(Set task): Print the listing below exactly.

(Input data):
-- -- --

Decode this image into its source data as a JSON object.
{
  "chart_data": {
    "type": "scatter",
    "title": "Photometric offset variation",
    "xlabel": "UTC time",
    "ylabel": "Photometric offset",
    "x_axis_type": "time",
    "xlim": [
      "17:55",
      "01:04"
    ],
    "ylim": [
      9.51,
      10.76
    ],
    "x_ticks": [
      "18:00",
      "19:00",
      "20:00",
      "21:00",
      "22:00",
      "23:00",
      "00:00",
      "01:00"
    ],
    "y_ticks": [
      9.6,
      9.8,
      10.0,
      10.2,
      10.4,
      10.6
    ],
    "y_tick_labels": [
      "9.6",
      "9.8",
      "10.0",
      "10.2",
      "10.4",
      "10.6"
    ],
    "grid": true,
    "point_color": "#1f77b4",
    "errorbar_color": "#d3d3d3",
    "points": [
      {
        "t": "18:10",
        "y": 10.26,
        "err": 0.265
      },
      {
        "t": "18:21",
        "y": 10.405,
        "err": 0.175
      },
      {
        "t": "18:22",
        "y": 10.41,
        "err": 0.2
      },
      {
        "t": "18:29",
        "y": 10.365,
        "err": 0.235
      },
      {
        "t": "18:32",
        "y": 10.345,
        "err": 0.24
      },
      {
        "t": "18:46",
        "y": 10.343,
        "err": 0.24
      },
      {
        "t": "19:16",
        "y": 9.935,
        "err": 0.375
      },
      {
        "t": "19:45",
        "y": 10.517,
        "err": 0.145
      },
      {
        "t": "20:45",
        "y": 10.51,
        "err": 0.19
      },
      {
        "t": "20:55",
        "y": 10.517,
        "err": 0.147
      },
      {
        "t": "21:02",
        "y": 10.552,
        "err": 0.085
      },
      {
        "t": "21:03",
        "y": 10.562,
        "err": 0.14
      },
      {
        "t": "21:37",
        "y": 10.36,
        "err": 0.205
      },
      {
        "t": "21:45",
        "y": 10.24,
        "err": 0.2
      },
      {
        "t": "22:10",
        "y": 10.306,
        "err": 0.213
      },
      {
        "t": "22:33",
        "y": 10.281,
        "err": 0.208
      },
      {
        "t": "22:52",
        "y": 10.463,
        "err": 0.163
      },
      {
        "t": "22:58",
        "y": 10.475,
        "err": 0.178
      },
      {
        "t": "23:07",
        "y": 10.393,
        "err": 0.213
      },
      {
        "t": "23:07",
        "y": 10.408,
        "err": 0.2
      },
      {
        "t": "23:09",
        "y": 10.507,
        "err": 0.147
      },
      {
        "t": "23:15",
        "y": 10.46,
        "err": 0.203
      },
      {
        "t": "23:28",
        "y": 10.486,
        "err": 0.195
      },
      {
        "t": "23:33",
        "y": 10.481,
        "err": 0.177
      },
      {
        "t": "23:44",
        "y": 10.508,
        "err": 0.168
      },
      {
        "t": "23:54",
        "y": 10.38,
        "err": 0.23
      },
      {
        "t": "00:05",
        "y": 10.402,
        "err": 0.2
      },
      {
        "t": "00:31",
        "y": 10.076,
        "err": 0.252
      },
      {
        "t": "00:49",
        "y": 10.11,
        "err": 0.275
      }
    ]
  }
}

-- -- --

(Problem solution):
Decode this image into its source data as a JSON object.
{
  "chart_data": {
    "type": "scatter",
    "title": "Photometric offset variation",
    "xlabel": "UTC time",
    "ylabel": "Photometric offset",
    "x_axis_type": "time",
    "xlim": [
      "17:55",
      "01:04"
    ],
    "ylim": [
      9.51,
      10.76
    ],
    "x_ticks": [
      "18:00",
      "19:00",
      "20:00",
      "21:00",
      "22:00",
      "23:00",
      "00:00",
      "01:00"
    ],
    "y_ticks": [
      9.6,
      9.8,
      10.0,
      10.2,
      10.4,
      10.6
    ],
    "y_tick_labels": [
      "9.6",
      "9.8",
      "10.0",
      "10.2",
      "10.4",
      "10.6"
    ],
    "grid": true,
    "point_color": "#1f77b4",
    "errorbar_color": "#d3d3d3",
    "points": [
      {
        "t": "18:10",
        "y": 10.26,
        "err": 0.265
      },
      {
        "t": "18:21",
        "y": 10.405,
        "err": 0.175
      },
      {
        "t": "18:22",
        "y": 10.41,
        "err": 0.2
      },
      {
        "t": "18:29",
        "y": 10.365,
        "err": 0.235
      },
      {
        "t": "18:32",
        "y": 10.345,
        "err": 0.24
      },
      {
        "t": "18:46",
        "y": 10.343,
        "err": 0.24
      },
      {
        "t": "19:16",
        "y": 9.935,
        "err": 0.375
      },
      {
        "t": "19:45",
        "y": 10.517,
        "err": 0.145
      },
      {
        "t": "20:45",
        "y": 10.51,
        "err": 0.19
      },
      {
        "t": "20:55",
        "y": 10.517,
        "err": 0.147
      },
      {
        "t": "21:02",
        "y": 10.552,
        "err": 0.085
      },
      {
        "t": "21:03",
        "y": 10.562,
        "err": 0.14
      },
      {
        "t": "21:37",
        "y": 10.36,
        "err": 0.205
      },
      {
        "t": "21:45",
        "y": 10.24,
        "err": 0.2
      },
      {
        "t": "22:10",
        "y": 10.306,
        "err": 0.213
      },
      {
        "t": "22:33",
        "y": 10.281,
        "err": 0.208
      },
      {
        "t": "22:52",
        "y": 10.463,
        "err": 0.163
      },
      {
        "t": "22:58",
        "y": 10.475,
        "err": 0.178
      },
      {
        "t": "23:07",
        "y": 10.393,
        "err": 0.213
      },
      {
        "t": "23:07",
        "y": 10.408,
        "err": 0.2
      },
      {
        "t": "23:09",
        "y": 10.507,
        "err": 0.147
      },
      {
        "t": "23:15",
        "y": 10.46,
        "err": 0.203
      },
      {
        "t": "23:28",
        "y": 10.486,
        "err": 0.195
      },
      {
        "t": "23:33",
        "y": 10.481,
        "err": 0.177
      },
      {
        "t": "23:44",
        "y": 10.508,
        "err": 0.168
      },
      {
        "t": "23:54",
        "y": 10.38,
        "err": 0.23
      },
      {
        "t": "00:05",
        "y": 10.402,
        "err": 0.2
      },
      {
        "t": "00:31",
        "y": 10.076,
        "err": 0.252
      },
      {
        "t": "00:49",
        "y": 10.11,
        "err": 0.275
      }
    ]
  }
}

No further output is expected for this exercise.